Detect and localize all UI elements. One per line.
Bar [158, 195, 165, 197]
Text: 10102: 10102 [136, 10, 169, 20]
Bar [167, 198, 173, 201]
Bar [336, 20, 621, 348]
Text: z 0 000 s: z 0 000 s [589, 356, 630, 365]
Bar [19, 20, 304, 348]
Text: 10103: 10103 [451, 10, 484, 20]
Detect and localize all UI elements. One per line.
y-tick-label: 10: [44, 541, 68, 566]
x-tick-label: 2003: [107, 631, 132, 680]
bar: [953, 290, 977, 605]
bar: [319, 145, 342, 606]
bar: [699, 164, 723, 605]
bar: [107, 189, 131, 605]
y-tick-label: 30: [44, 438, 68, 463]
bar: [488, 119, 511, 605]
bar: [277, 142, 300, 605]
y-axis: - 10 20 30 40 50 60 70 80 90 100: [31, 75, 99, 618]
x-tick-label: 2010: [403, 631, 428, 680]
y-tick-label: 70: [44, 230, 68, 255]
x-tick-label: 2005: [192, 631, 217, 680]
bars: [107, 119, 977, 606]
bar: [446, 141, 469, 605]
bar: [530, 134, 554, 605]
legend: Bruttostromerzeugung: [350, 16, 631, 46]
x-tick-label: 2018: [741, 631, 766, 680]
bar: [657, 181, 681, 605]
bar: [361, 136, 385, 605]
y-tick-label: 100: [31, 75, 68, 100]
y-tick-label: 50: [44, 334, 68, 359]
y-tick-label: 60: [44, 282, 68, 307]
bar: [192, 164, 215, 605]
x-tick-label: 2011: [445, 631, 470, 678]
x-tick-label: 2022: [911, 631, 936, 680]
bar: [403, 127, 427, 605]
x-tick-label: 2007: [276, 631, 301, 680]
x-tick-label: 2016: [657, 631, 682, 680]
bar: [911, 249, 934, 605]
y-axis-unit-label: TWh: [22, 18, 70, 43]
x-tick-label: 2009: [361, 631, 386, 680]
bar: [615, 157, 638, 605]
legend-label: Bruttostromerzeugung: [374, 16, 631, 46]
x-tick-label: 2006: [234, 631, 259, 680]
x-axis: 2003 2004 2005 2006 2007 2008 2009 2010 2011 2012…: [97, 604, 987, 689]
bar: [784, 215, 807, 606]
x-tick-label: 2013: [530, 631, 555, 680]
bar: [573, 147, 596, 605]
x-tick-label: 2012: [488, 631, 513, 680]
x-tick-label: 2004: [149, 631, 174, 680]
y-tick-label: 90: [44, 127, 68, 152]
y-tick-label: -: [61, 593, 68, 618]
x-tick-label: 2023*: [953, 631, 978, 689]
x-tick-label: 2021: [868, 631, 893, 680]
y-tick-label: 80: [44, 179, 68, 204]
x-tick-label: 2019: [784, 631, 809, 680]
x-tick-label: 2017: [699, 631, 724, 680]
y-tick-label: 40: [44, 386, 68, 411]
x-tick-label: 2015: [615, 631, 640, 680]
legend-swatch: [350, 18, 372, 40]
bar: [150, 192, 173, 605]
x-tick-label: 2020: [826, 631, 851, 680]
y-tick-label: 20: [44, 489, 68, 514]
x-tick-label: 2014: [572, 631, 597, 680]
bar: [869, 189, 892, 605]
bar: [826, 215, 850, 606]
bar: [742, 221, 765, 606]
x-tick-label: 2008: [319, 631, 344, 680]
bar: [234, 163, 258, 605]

------

Turn all the material above into a JSON list of strings with one string per line, and omit any blank lines.

[
  "Detect and localize all UI elements. One per line.",
  "Bar [158, 195, 165, 197]",
  "Text: 10102: 10102 [136, 10, 169, 20]",
  "Bar [167, 198, 173, 201]",
  "Bar [336, 20, 621, 348]",
  "Text: z 0 000 s: z 0 000 s [589, 356, 630, 365]",
  "Bar [19, 20, 304, 348]",
  "Text: 10103: 10103 [451, 10, 484, 20]",
  "Detect and localize all UI elements. One per line.",
  "y-tick-label: 10: [44, 541, 68, 566]",
  "x-tick-label: 2003: [107, 631, 132, 680]",
  "bar: [953, 290, 977, 605]",
  "bar: [319, 145, 342, 606]",
  "bar: [699, 164, 723, 605]",
  "bar: [107, 189, 131, 605]",
  "y-tick-label: 30: [44, 438, 68, 463]",
  "bar: [488, 119, 511, 605]",
  "bar: [277, 142, 300, 605]",
  "y-axis: - 10 20 30 40 50 60 70 80 90 100: [31, 75, 99, 618]",
  "x-tick-label: 2010: [403, 631, 428, 680]",
  "y-tick-label: 70: [44, 230, 68, 255]",
  "x-tick-label: 2005: [192, 631, 217, 680]",
  "bars: [107, 119, 977, 606]",
  "bar: [446, 141, 469, 605]",
  "bar: [530, 134, 554, 605]",
  "legend: Bruttostromerzeugung: [350, 16, 631, 46]",
  "x-tick-label: 2018: [741, 631, 766, 680]",
  "bar: [657, 181, 681, 605]",
  "bar: [361, 136, 385, 605]",
  "y-tick-label: 100: [31, 75, 68, 100]",
  "y-tick-label: 50: [44, 334, 68, 359]",
  "y-tick-label: 60: [44, 282, 68, 307]",
  "bar: [192, 164, 215, 605]",
  "x-tick-label: 2011: [445, 631, 470, 678]",
  "x-tick-label: 2022: [911, 631, 936, 680]",
  "bar: [403, 127, 427, 605]",
  "x-tick-label: 2007: [276, 631, 301, 680]",
  "x-tick-label: 2016: [657, 631, 682, 680]",
  "bar: [911, 249, 934, 605]",
  "y-axis-unit-label: TWh: [22, 18, 70, 43]",
  "x-tick-label: 2009: [361, 631, 386, 680]",
  "bar: [615, 157, 638, 605]",
  "legend-label: Bruttostromerzeugung: [374, 16, 631, 46]",
  "x-tick-label: 2006: [234, 631, 259, 680]",
  "x-axis: 2003 2004 2005 2006 2007 2008 2009 2010 2011 2012…: [97, 604, 987, 689]",
  "bar: [784, 215, 807, 606]",
  "x-tick-label: 2013: [530, 631, 555, 680]",
  "bar: [573, 147, 596, 605]",
  "x-tick-label: 2012: [488, 631, 513, 680]",
  "x-tick-label: 2004: [149, 631, 174, 680]",
  "y-tick-label: 90: [44, 127, 68, 152]",
  "y-tick-label: -: [61, 593, 68, 618]",
  "x-tick-label: 2023*: [953, 631, 978, 689]",
  "x-tick-label: 2021: [868, 631, 893, 680]",
  "y-tick-label: 80: [44, 179, 68, 204]",
  "x-tick-label: 2019: [784, 631, 809, 680]",
  "x-tick-label: 2017: [699, 631, 724, 680]",
  "y-tick-label: 40: [44, 386, 68, 411]",
  "x-tick-label: 2015: [615, 631, 640, 680]",
  "legend-swatch: [350, 18, 372, 40]",
  "bar: [150, 192, 173, 605]",
  "x-tick-label: 2020: [826, 631, 851, 680]",
  "y-tick-label: 20: [44, 489, 68, 514]",
  "x-tick-label: 2014: [572, 631, 597, 680]",
  "bar: [869, 189, 892, 605]",
  "bar: [826, 215, 850, 606]",
  "bar: [742, 221, 765, 606]",
  "x-tick-label: 2008: [319, 631, 344, 680]",
  "bar: [234, 163, 258, 605]"
]